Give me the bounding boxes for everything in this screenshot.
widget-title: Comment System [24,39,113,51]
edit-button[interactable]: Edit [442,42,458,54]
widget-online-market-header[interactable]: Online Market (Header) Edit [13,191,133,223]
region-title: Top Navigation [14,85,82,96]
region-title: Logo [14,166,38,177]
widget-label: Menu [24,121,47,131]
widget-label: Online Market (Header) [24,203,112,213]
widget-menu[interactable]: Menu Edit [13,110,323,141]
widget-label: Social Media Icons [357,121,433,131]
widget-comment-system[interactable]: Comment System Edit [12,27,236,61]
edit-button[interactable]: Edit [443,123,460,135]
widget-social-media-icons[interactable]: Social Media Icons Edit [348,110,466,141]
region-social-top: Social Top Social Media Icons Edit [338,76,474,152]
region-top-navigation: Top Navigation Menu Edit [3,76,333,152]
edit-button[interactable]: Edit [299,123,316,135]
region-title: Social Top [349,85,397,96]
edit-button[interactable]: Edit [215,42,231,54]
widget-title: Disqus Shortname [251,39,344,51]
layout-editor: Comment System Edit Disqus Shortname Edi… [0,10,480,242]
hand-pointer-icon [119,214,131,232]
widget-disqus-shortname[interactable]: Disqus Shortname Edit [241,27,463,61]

▸ Your goal: Copy every line of the records verbatim.

▸ Exercise response:
Give me the bounding boxes for everything in this screenshot.
widget-title: Comment System [24,39,113,51]
edit-button[interactable]: Edit [442,42,458,54]
widget-online-market-header[interactable]: Online Market (Header) Edit [13,191,133,223]
region-title: Top Navigation [14,85,82,96]
region-title: Logo [14,166,38,177]
widget-label: Menu [24,121,47,131]
widget-label: Online Market (Header) [24,203,112,213]
widget-menu[interactable]: Menu Edit [13,110,323,141]
widget-label: Social Media Icons [357,121,433,131]
widget-comment-system[interactable]: Comment System Edit [12,27,236,61]
edit-button[interactable]: Edit [443,123,460,135]
widget-social-media-icons[interactable]: Social Media Icons Edit [348,110,466,141]
region-social-top: Social Top Social Media Icons Edit [338,76,474,152]
region-top-navigation: Top Navigation Menu Edit [3,76,333,152]
edit-button[interactable]: Edit [299,123,316,135]
region-title: Social Top [349,85,397,96]
edit-button[interactable]: Edit [215,42,231,54]
widget-title: Disqus Shortname [251,39,344,51]
layout-editor: Comment System Edit Disqus Shortname Edi… [0,10,480,242]
hand-pointer-icon [119,214,131,232]
widget-disqus-shortname[interactable]: Disqus Shortname Edit [241,27,463,61]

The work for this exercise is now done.